Task to complete: Consider the records below. How many of their lines include the word "icon"? State the number and nothing else.

+++

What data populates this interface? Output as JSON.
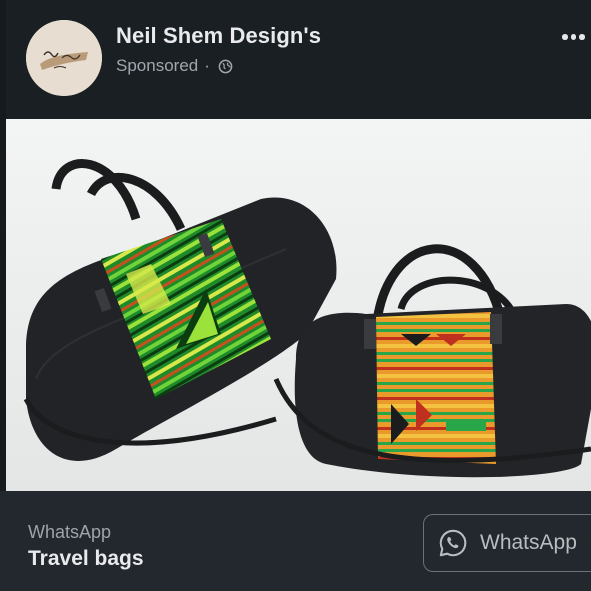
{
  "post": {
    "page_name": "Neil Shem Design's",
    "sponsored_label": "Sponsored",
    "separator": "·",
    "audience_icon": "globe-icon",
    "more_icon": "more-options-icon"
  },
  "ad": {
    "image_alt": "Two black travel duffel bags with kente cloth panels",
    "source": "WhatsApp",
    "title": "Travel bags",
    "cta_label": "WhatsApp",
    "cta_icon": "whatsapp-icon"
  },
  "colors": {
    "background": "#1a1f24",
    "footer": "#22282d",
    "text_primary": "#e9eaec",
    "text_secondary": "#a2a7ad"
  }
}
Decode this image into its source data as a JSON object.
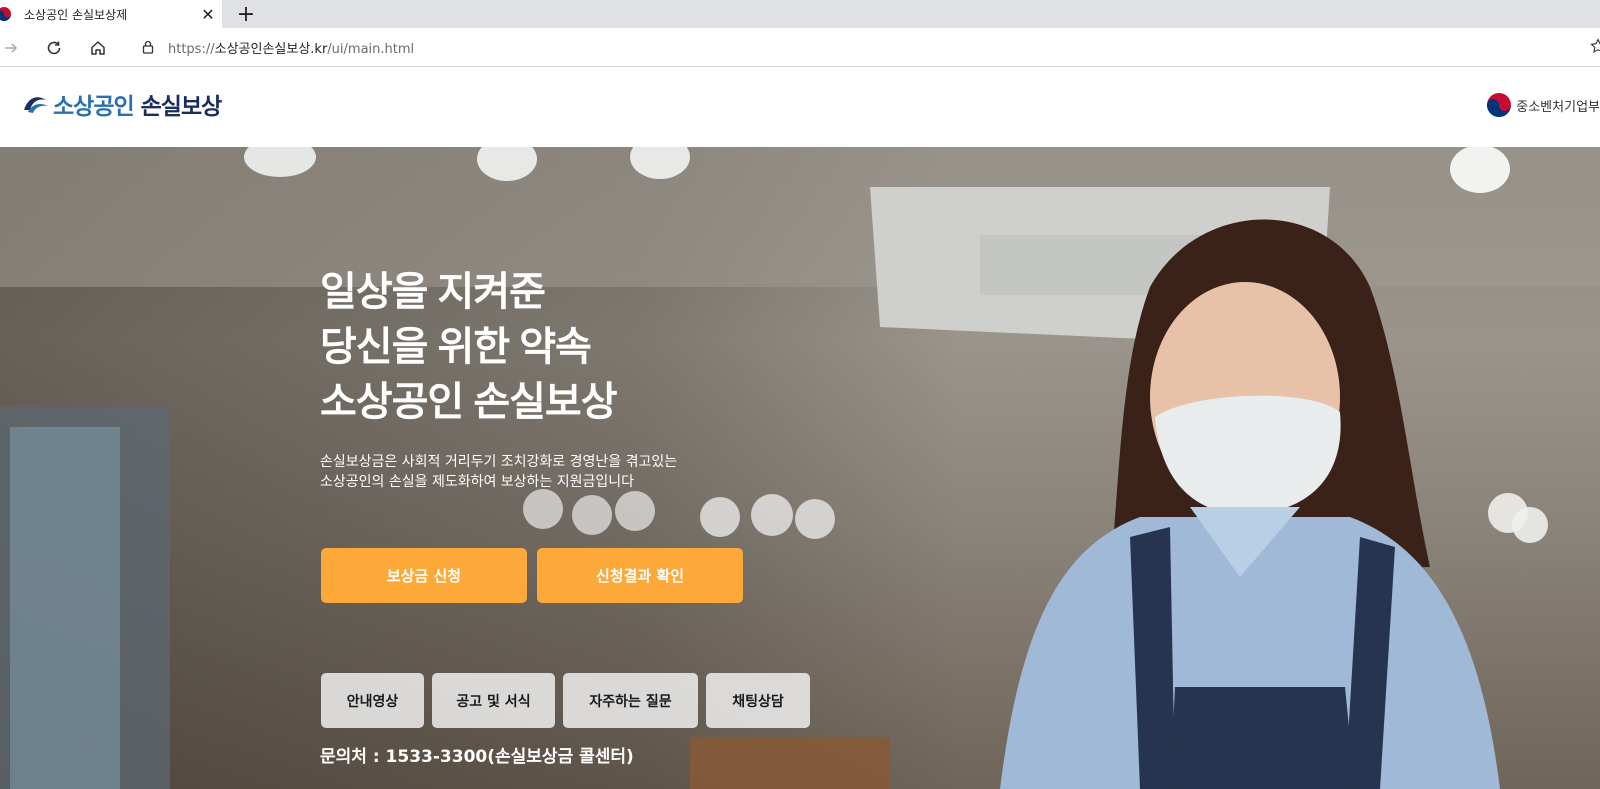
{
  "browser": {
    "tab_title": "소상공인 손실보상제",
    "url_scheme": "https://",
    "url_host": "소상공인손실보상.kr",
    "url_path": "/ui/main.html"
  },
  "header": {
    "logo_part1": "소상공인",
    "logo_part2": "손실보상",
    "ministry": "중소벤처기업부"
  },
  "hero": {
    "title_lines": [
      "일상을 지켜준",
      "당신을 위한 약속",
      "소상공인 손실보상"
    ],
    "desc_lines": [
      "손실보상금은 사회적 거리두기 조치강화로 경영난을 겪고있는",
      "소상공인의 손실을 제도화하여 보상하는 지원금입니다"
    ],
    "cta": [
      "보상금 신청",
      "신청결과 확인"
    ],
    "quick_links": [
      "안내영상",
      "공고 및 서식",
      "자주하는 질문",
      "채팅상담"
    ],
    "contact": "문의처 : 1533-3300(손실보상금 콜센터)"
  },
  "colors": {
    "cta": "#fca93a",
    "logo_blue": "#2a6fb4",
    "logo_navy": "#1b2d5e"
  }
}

+++

Full output: 3